Output all lines exactly.

* start Source records *

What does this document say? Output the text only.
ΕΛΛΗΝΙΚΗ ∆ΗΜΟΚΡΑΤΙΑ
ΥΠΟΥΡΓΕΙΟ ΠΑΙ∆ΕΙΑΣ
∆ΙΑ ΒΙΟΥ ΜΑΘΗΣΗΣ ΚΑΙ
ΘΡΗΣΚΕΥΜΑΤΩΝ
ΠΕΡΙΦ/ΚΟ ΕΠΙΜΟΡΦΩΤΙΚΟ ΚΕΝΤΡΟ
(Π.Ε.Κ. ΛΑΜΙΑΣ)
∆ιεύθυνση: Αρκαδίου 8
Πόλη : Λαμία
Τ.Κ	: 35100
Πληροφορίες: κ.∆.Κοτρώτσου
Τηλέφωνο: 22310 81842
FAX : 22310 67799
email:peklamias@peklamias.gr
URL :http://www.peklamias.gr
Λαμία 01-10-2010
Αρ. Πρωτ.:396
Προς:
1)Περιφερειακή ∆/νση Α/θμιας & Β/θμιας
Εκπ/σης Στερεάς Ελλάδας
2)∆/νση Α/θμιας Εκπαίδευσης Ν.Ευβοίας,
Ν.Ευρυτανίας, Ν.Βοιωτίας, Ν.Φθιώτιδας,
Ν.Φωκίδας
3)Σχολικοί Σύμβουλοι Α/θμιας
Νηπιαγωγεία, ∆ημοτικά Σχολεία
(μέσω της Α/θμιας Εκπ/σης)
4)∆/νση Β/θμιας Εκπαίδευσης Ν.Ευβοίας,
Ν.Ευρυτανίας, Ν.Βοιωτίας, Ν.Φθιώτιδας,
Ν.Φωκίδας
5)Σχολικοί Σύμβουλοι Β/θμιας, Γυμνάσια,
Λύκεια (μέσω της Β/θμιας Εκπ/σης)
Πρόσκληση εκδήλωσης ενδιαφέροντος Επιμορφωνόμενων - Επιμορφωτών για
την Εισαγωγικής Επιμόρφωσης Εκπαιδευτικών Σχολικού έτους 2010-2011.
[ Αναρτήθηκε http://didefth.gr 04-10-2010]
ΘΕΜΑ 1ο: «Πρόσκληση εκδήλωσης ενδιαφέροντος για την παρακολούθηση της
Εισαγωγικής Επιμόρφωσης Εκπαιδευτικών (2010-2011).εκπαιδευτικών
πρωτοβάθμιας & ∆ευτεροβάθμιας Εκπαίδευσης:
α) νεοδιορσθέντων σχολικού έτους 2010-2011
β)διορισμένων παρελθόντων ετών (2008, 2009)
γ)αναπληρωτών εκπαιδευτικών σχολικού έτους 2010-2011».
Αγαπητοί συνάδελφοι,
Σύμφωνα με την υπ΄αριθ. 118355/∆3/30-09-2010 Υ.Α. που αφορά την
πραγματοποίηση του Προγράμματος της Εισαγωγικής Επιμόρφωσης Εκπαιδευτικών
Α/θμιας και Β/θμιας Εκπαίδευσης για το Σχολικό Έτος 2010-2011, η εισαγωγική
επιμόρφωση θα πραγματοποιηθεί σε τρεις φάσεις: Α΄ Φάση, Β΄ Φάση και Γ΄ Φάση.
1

* end Source records *

* [The solution]:
What does this document say? Output the text only.
ΕΛΛΗΝΙΚΗ ∆ΗΜΟΚΡΑΤΙΑ
ΥΠΟΥΡΓΕΙΟ ΠΑΙ∆ΕΙΑΣ
∆ΙΑ ΒΙΟΥ ΜΑΘΗΣΗΣ ΚΑΙ
ΘΡΗΣΚΕΥΜΑΤΩΝ
ΠΕΡΙΦ/ΚΟ ΕΠΙΜΟΡΦΩΤΙΚΟ ΚΕΝΤΡΟ
(Π.Ε.Κ. ΛΑΜΙΑΣ)
∆ιεύθυνση: Αρκαδίου 8
Πόλη : Λαμία
Τ.Κ	: 35100
Πληροφορίες: κ.∆.Κοτρώτσου
Τηλέφωνο: 22310 81842
FAX : 22310 67799
email:peklamias@peklamias.gr
URL :http://www.peklamias.gr
Λαμία 01-10-2010
Αρ. Πρωτ.:396
Προς:
1)Περιφερειακή ∆/νση Α/θμιας & Β/θμιας
Εκπ/σης Στερεάς Ελλάδας
2)∆/νση Α/θμιας Εκπαίδευσης Ν.Ευβοίας,
Ν.Ευρυτανίας, Ν.Βοιωτίας, Ν.Φθιώτιδας,
Ν.Φωκίδας
3)Σχολικοί Σύμβουλοι Α/θμιας
Νηπιαγωγεία, ∆ημοτικά Σχολεία
(μέσω της Α/θμιας Εκπ/σης)
4)∆/νση Β/θμιας Εκπαίδευσης Ν.Ευβοίας,
Ν.Ευρυτανίας, Ν.Βοιωτίας, Ν.Φθιώτιδας,
Ν.Φωκίδας
5)Σχολικοί Σύμβουλοι Β/θμιας, Γυμνάσια,
Λύκεια (μέσω της Β/θμιας Εκπ/σης)
Πρόσκληση εκδήλωσης ενδιαφέροντος Επιμορφωνόμενων - Επιμορφωτών για
την Εισαγωγικής Επιμόρφωσης Εκπαιδευτικών Σχολικού έτους 2010-2011.
[ Αναρτήθηκε http://didefth.gr 04-10-2010]
ΘΕΜΑ 1ο: «Πρόσκληση εκδήλωσης ενδιαφέροντος για την παρακολούθηση της
Εισαγωγικής Επιμόρφωσης Εκπαιδευτικών (2010-2011).εκπαιδευτικών
πρωτοβάθμιας & ∆ευτεροβάθμιας Εκπαίδευσης:
α) νεοδιορσθέντων σχολικού έτους 2010-2011
β)διορισμένων παρελθόντων ετών (2008, 2009)
γ)αναπληρωτών εκπαιδευτικών σχολικού έτους 2010-2011».
Αγαπητοί συνάδελφοι,
Σύμφωνα με την υπ΄αριθ. 118355/∆3/30-09-2010 Υ.Α. που αφορά την
πραγματοποίηση του Προγράμματος της Εισαγωγικής Επιμόρφωσης Εκπαιδευτικών
Α/θμιας και Β/θμιας Εκπαίδευσης για το Σχολικό Έτος 2010-2011, η εισαγωγική
επιμόρφωση θα πραγματοποιηθεί σε τρεις φάσεις: Α΄ Φάση, Β΄ Φάση και Γ΄ Φάση.
1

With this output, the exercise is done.